» **What you should do**: Find the lines with the string "Номер" and return them.

**** Material for the task ****

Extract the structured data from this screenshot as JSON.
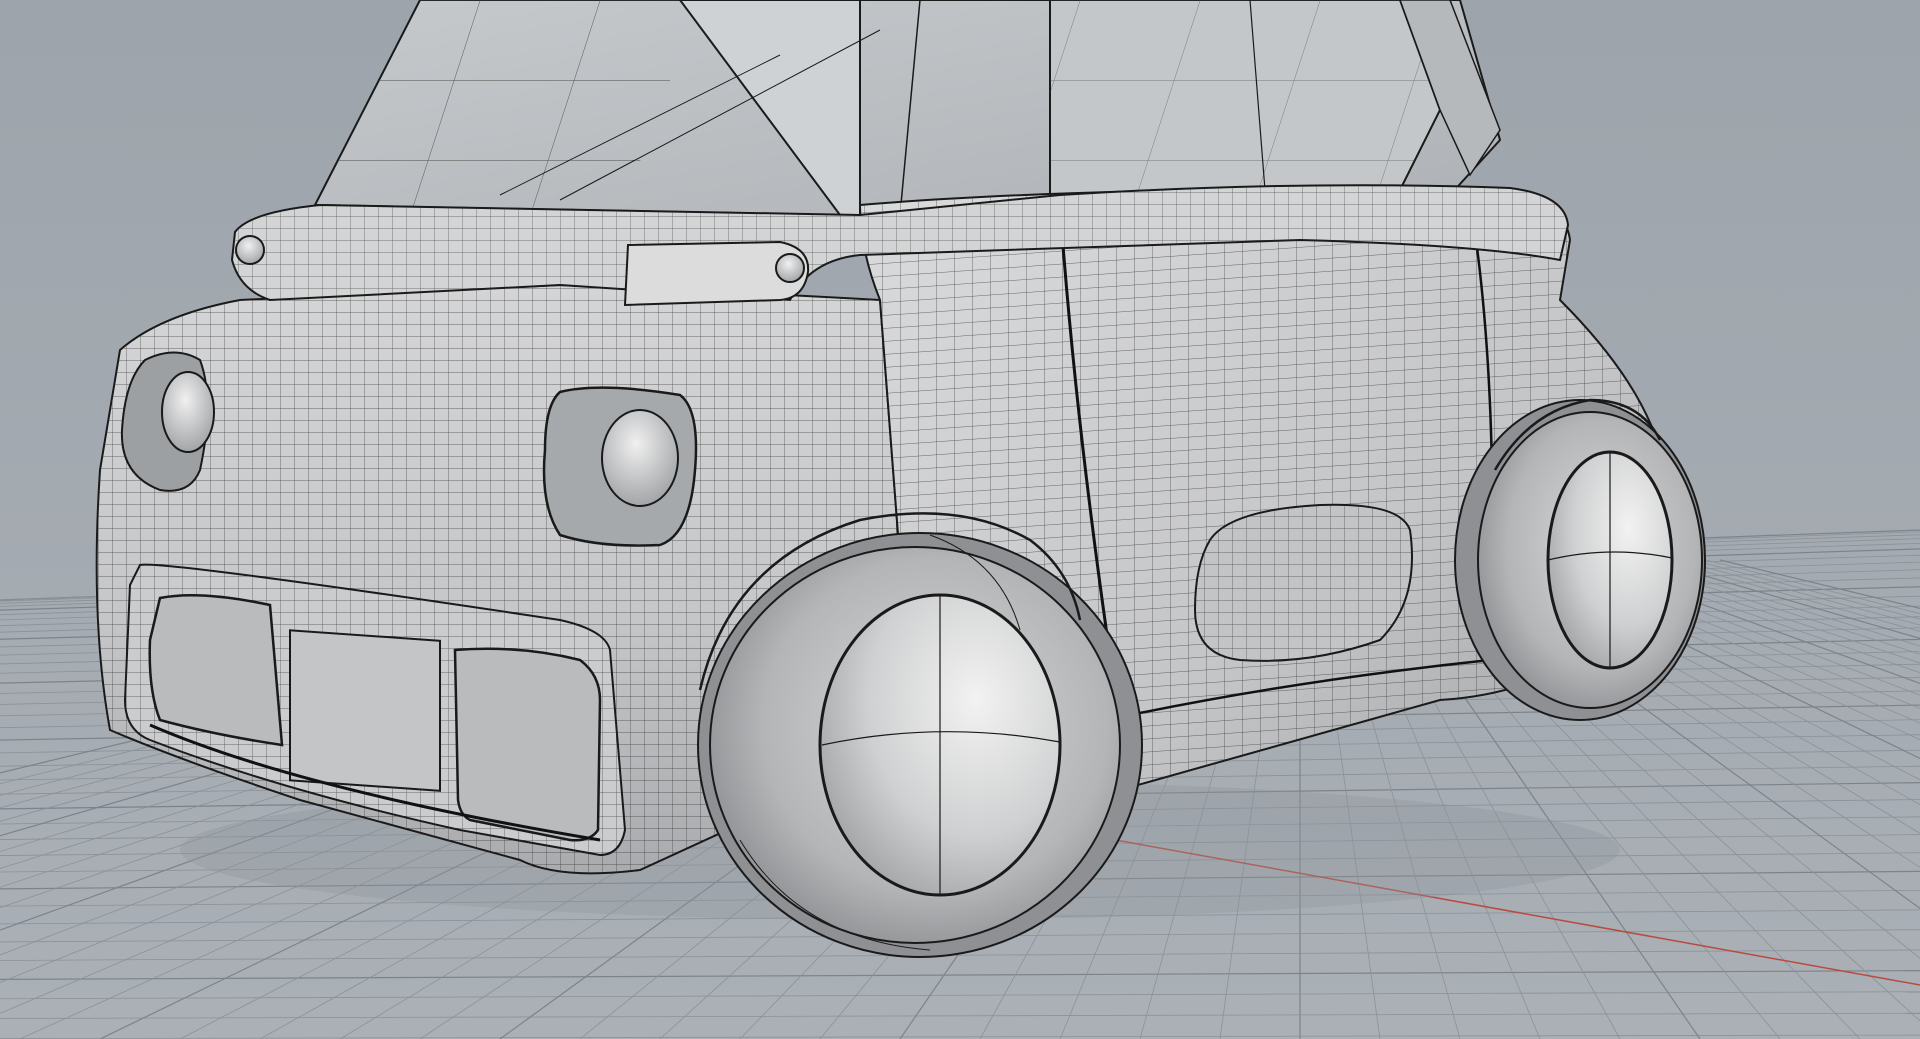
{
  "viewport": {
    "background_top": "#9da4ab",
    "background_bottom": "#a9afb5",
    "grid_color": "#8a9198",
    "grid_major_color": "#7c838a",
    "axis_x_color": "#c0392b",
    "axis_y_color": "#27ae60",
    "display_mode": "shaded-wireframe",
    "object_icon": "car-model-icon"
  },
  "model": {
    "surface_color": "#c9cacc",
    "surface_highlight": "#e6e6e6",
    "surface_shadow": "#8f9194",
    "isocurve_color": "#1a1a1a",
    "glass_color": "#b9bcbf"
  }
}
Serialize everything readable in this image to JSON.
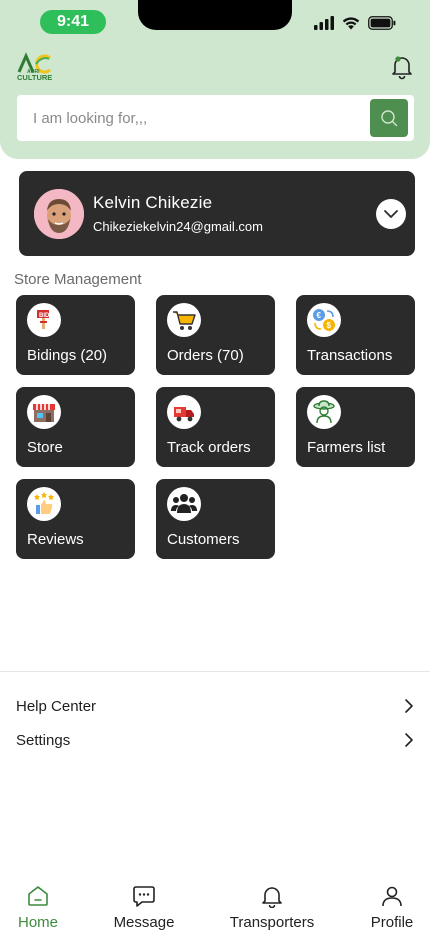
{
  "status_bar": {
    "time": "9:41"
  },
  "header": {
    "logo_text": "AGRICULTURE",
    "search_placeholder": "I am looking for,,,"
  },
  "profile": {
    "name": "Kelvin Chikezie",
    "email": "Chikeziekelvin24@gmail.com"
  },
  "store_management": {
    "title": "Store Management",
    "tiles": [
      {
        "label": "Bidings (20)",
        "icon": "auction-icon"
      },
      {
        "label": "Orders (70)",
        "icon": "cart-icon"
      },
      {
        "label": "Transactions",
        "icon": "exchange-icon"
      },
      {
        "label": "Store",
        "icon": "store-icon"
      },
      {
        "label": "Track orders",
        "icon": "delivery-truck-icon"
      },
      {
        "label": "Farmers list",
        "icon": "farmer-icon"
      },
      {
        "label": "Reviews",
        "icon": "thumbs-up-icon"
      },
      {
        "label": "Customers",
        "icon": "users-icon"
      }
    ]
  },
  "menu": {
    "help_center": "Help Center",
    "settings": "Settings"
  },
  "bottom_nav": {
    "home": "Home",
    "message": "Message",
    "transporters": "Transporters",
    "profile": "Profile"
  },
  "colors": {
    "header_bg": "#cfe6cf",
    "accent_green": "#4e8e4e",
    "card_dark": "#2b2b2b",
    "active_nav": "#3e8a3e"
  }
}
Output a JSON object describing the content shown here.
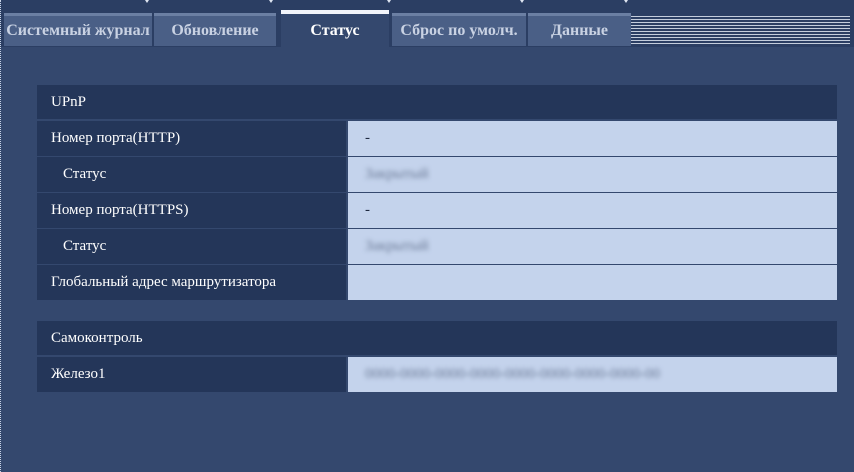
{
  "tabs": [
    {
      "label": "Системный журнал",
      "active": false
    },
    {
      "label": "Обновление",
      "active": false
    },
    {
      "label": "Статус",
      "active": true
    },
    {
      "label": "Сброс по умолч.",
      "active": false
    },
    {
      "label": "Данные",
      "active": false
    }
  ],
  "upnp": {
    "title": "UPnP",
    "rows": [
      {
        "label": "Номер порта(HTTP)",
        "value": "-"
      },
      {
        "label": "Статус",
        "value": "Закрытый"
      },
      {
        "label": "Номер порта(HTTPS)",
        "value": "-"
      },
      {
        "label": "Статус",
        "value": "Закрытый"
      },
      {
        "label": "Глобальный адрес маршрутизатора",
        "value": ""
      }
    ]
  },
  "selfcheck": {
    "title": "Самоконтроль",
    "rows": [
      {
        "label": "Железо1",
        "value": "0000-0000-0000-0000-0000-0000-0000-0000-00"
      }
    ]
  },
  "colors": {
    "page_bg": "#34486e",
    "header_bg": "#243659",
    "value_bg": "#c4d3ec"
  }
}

****

» **The response**:
        "label": "Номер порта(HTTP)",
        "label": "Номер порта(HTTPS)",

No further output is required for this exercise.